- **What you need to do**: In the copy, include every entry exactly but none of the pictures.

(Records that describe figures)
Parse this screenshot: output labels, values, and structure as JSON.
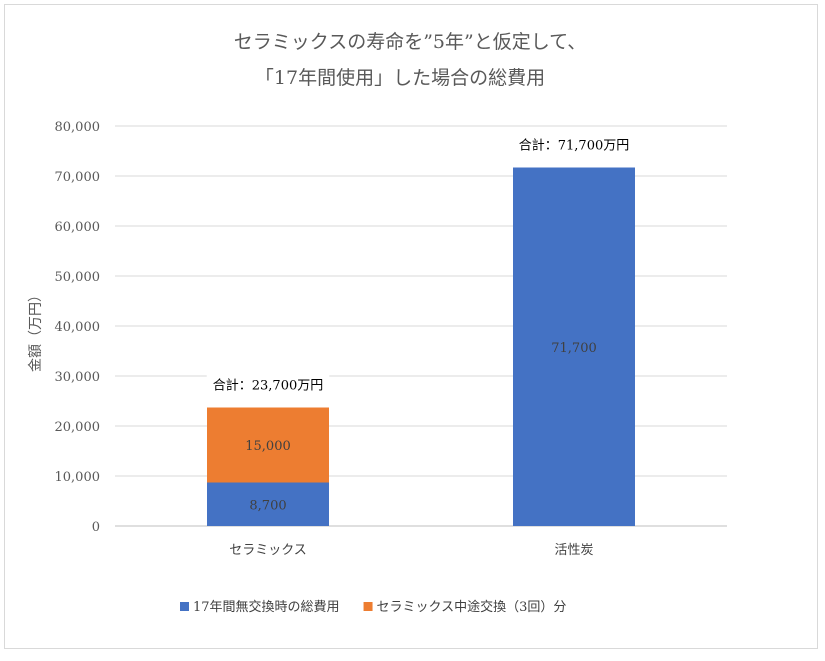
{
  "chart_data": {
    "type": "bar",
    "stacked": true,
    "title_lines": [
      "セラミックスの寿命を”5年”と仮定して、",
      "「17年間使用」した場合の総費用"
    ],
    "xlabel": "",
    "ylabel": "金額（万円）",
    "ylim": [
      0,
      80000
    ],
    "yticks": [
      0,
      10000,
      20000,
      30000,
      40000,
      50000,
      60000,
      70000,
      80000
    ],
    "ytick_labels": [
      "0",
      "10,000",
      "20,000",
      "30,000",
      "40,000",
      "50,000",
      "60,000",
      "70,000",
      "80,000"
    ],
    "grid": true,
    "legend_position": "bottom",
    "categories": [
      "セラミックス",
      "活性炭"
    ],
    "series": [
      {
        "name": "17年間無交換時の総費用",
        "values": [
          8700,
          71700
        ],
        "labels": [
          "8,700",
          "71,700"
        ],
        "color": "#4472c4"
      },
      {
        "name": "セラミックス中途交換（3回）分",
        "values": [
          15000,
          0
        ],
        "labels": [
          "15,000",
          ""
        ],
        "color": "#ed7d31"
      }
    ],
    "totals": [
      "合計：23,700万円",
      "合計：71,700万円"
    ]
  }
}
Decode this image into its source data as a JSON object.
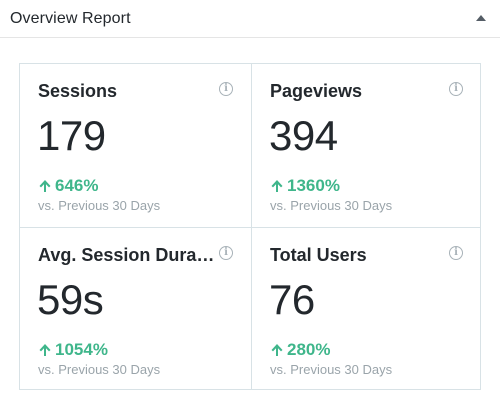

- **Solution below**:
Parse this screenshot: output labels, values, and structure as JSON.
{
  "chart_data": {
    "type": "bar",
    "stacked": true,
    "title_lines": [
      "セラミックスの寿命を”5年”と仮定して、",
      "「17年間使用」した場合の総費用"
    ],
    "xlabel": "",
    "ylabel": "金額（万円）",
    "ylim": [
      0,
      80000
    ],
    "yticks": [
      0,
      10000,
      20000,
      30000,
      40000,
      50000,
      60000,
      70000,
      80000
    ],
    "ytick_labels": [
      "0",
      "10,000",
      "20,000",
      "30,000",
      "40,000",
      "50,000",
      "60,000",
      "70,000",
      "80,000"
    ],
    "grid": true,
    "legend_position": "bottom",
    "categories": [
      "セラミックス",
      "活性炭"
    ],
    "series": [
      {
        "name": "17年間無交換時の総費用",
        "values": [
          8700,
          71700
        ],
        "labels": [
          "8,700",
          "71,700"
        ],
        "color": "#4472c4"
      },
      {
        "name": "セラミックス中途交換（3回）分",
        "values": [
          15000,
          0
        ],
        "labels": [
          "15,000",
          ""
        ],
        "color": "#ed7d31"
      }
    ],
    "totals": [
      "合計：23,700万円",
      "合計：71,700万円"
    ]
  }
}
Decode this image into its source data as a JSON object.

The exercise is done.